On se demande si on peut "adapter", théâtraliser, mettre en voix, mettre en scène un texte de Michon, ou un texte tout court, non écrit pour le théâtre... Il y en a qui qui ouvrent le livre, indiquent des passages, vérifient si "tout" a été dit, lu, "joué"...Je vais incognito d'un groupe à l'autre, écoute, entend...Les avis vont bon train, on se demande "si tout le reste" (les autres vies) vont être "comme ça"...
Visiblement les gens restent. On se presse à l'entrée pour la "Vie" suivante. "ils" ne suivent donc pas l'ordre du livre.

Vie des frères Bakroot
avec Philippe Fauconnier et Jean-Christophe Cochard.

Quand on s'installe, les deux acteurs sont autour d'une table et feuillettent le livre de Michon, version Folio.
Il est exactement 17h06 quand la salle est dans le noir, et qu'on pourrait entendre une mouche.
Personne ne doute encore ce qu'il va entendre et vivre pendant une heure vingt.

Les photos suffisent. Le public est abasourdi, scotché par le texte de Michon, par la manière dont "ces deux-là" le jouent (et surtout face à la performance de Cochard et à ses emportements délirants à la hauteur du texte). On ne raconte pas "ça".
La voix et le corps de Cochard portent les mots de Michon. Il y a là comme un envoûtement, un sortilège, celui de la littérature portée à son incandescence comme Roland Bankroot s'était lui aussi laissé prendre. Texte inoubliable de Michon pour le spectateur, qui se précipitera pour le lire, ou le relire, marqué à jamais par cette interprétation-là !

▶ _Objectif de l'exercice_
Poursuivez le compte rendu de la représentation de la « Vie des frères Bakroot » à partir de l'endroit où il s'arrête. Le matériel n'est pas utile pour cet exercice.

▶ _Extrait de référence_

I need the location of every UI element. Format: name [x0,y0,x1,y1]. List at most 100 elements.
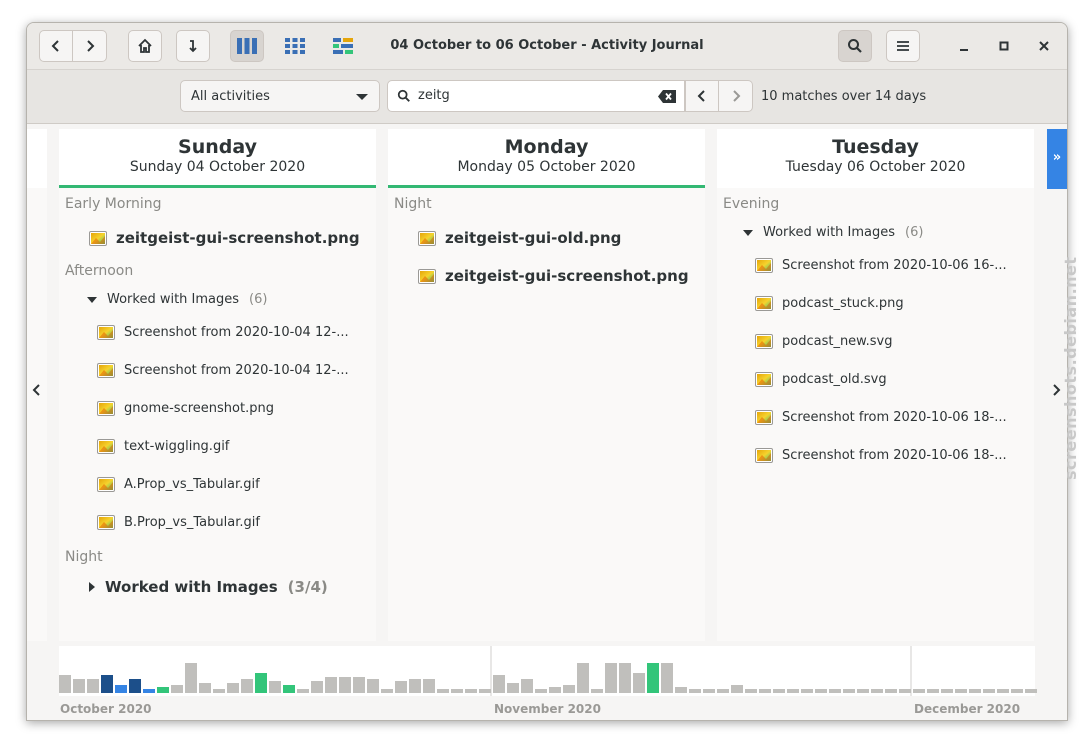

▶ _Réponse ci-dessous_
" Roland ne se déridait pas : les livres l'avaient perdu, comme disent les bonnes gens, comme un peu plus tard me dit ma grand-mère. Perdu ? Il l'était, Oui - il l'avait toujours été - dans ce monde qu'il ne voyait guère aussi bien que dans les livres qui lui en tenaient lieu, mais c'était un lieu de refus, de supplication toujours repoussée et de méchanceté insondable, comme, sous les coutures serrées des lignes tenaces l'une à l'autre crochetées, la coquetterie d'enfer d'une femme cuirassée de plomb, qui est là-dessous, qu'on désire jusqu'au meurtre, et dont le défaut de l'armure qui est quelque part entre deux lignes, qu'en tremblant on suppose et cherche, qui sera au bout de cette page-là, au coin de ce paragraphe,
est à jamais introuvable, tout proche et se dérobant ; et le lendemain de nouveau on la traque cette petite boutonnière, on va la trouver, tout s'ouvrira et enfin on sera délivré de lire, mais le soir vient et on referme la page d'invincible plomb, on tombe plomb soi-même."
"Il ne perçait pas le secret des auteurs, la belle robe qu'ils ont mis à l'écriture était trop agraphée pour que Roland Bakroot, de Saint-Priest-Palus, non seulement pût la trousser, mais sût même s'il y avait dessous une chair ou du vent [...] "

Il est 18h27. Le public sort abasourdi, écrasé par le choc reçu. Il a applaudi à tout rompre, crié des bravos. Les acteurs sont revenus plusieurs fois saluer, épuisés eux-aussi. La pause sera plus longue, le temps de reprendre de l'énergie, de se restaurer et s'hydrater.
19h18.
Vie d'Eugène et de Clara & Vie du père Foucault.
avec Denis Marc et Hubert Godon.
Mise en scène sobre et subtile, avec deux acteurs inspirés par le texte. Là encore, applaudissements chaleureux et surprise, de ce qu'on peut faire sortir d'un texte, pourtant à lui seul déjà conséquent.
Je ne donnerai que quelques photos de ces 90 minutes, elles aussi éprouvantes, mais dans le bon sens du terme, denses, fortes, sensibles.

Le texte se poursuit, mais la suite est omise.